## Data supplied
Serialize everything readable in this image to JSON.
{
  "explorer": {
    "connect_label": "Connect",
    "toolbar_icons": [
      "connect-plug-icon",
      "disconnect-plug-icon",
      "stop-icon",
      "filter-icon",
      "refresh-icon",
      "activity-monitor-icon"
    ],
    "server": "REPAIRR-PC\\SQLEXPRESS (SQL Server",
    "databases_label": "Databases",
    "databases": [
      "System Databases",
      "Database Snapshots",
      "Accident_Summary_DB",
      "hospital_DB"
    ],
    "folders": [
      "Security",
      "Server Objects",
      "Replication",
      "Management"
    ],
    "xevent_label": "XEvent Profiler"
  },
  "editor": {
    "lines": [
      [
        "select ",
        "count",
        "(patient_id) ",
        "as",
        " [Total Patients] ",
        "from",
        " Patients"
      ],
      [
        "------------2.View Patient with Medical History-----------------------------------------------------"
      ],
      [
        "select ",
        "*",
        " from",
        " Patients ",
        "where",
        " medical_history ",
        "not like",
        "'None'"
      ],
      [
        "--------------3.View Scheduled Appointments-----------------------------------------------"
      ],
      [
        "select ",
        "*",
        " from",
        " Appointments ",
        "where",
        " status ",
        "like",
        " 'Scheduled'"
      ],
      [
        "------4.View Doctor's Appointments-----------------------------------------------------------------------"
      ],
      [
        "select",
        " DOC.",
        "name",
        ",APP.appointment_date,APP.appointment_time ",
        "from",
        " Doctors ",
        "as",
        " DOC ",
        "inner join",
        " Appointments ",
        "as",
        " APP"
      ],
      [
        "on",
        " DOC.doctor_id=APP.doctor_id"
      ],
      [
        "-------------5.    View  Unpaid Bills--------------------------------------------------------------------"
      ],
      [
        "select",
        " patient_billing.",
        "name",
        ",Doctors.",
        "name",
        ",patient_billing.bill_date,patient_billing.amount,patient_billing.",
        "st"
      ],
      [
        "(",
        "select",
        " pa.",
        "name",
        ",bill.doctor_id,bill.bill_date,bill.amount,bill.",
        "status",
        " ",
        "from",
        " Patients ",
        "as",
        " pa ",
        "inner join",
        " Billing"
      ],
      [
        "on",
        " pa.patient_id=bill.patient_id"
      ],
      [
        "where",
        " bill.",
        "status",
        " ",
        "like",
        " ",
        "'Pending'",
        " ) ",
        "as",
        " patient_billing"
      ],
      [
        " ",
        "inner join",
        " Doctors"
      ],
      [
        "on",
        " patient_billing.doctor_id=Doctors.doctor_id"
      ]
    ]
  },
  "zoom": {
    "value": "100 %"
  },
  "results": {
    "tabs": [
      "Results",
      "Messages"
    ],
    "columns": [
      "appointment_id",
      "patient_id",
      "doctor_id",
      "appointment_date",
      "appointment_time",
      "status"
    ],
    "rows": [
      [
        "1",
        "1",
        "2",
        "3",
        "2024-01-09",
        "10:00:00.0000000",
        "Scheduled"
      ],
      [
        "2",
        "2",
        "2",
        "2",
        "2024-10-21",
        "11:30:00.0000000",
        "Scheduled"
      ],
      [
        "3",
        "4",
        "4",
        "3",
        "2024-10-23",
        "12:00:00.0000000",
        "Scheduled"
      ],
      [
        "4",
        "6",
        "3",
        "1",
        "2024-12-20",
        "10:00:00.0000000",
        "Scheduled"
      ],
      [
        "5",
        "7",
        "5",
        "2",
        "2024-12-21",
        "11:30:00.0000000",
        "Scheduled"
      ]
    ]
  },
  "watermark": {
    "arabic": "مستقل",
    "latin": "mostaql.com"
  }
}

## What needs to be done
Return everything in the records. Keep each line exactly as written.

## Task response
Serialize everything readable in this image to JSON.
{
  "explorer": {
    "connect_label": "Connect",
    "toolbar_icons": [
      "connect-plug-icon",
      "disconnect-plug-icon",
      "stop-icon",
      "filter-icon",
      "refresh-icon",
      "activity-monitor-icon"
    ],
    "server": "REPAIRR-PC\\SQLEXPRESS (SQL Server",
    "databases_label": "Databases",
    "databases": [
      "System Databases",
      "Database Snapshots",
      "Accident_Summary_DB",
      "hospital_DB"
    ],
    "folders": [
      "Security",
      "Server Objects",
      "Replication",
      "Management"
    ],
    "xevent_label": "XEvent Profiler"
  },
  "editor": {
    "lines": [
      [
        "select ",
        "count",
        "(patient_id) ",
        "as",
        " [Total Patients] ",
        "from",
        " Patients"
      ],
      [
        "------------2.View Patient with Medical History-----------------------------------------------------"
      ],
      [
        "select ",
        "*",
        " from",
        " Patients ",
        "where",
        " medical_history ",
        "not like",
        "'None'"
      ],
      [
        "--------------3.View Scheduled Appointments-----------------------------------------------"
      ],
      [
        "select ",
        "*",
        " from",
        " Appointments ",
        "where",
        " status ",
        "like",
        " 'Scheduled'"
      ],
      [
        "------4.View Doctor's Appointments-----------------------------------------------------------------------"
      ],
      [
        "select",
        " DOC.",
        "name",
        ",APP.appointment_date,APP.appointment_time ",
        "from",
        " Doctors ",
        "as",
        " DOC ",
        "inner join",
        " Appointments ",
        "as",
        " APP"
      ],
      [
        "on",
        " DOC.doctor_id=APP.doctor_id"
      ],
      [
        "-------------5.    View  Unpaid Bills--------------------------------------------------------------------"
      ],
      [
        "select",
        " patient_billing.",
        "name",
        ",Doctors.",
        "name",
        ",patient_billing.bill_date,patient_billing.amount,patient_billing.",
        "st"
      ],
      [
        "(",
        "select",
        " pa.",
        "name",
        ",bill.doctor_id,bill.bill_date,bill.amount,bill.",
        "status",
        " ",
        "from",
        " Patients ",
        "as",
        " pa ",
        "inner join",
        " Billing"
      ],
      [
        "on",
        " pa.patient_id=bill.patient_id"
      ],
      [
        "where",
        " bill.",
        "status",
        " ",
        "like",
        " ",
        "'Pending'",
        " ) ",
        "as",
        " patient_billing"
      ],
      [
        " ",
        "inner join",
        " Doctors"
      ],
      [
        "on",
        " patient_billing.doctor_id=Doctors.doctor_id"
      ]
    ]
  },
  "zoom": {
    "value": "100 %"
  },
  "results": {
    "tabs": [
      "Results",
      "Messages"
    ],
    "columns": [
      "appointment_id",
      "patient_id",
      "doctor_id",
      "appointment_date",
      "appointment_time",
      "status"
    ],
    "rows": [
      [
        "1",
        "1",
        "2",
        "3",
        "2024-01-09",
        "10:00:00.0000000",
        "Scheduled"
      ],
      [
        "2",
        "2",
        "2",
        "2",
        "2024-10-21",
        "11:30:00.0000000",
        "Scheduled"
      ],
      [
        "3",
        "4",
        "4",
        "3",
        "2024-10-23",
        "12:00:00.0000000",
        "Scheduled"
      ],
      [
        "4",
        "6",
        "3",
        "1",
        "2024-12-20",
        "10:00:00.0000000",
        "Scheduled"
      ],
      [
        "5",
        "7",
        "5",
        "2",
        "2024-12-21",
        "11:30:00.0000000",
        "Scheduled"
      ]
    ]
  },
  "watermark": {
    "arabic": "مستقل",
    "latin": "mostaql.com"
  }
}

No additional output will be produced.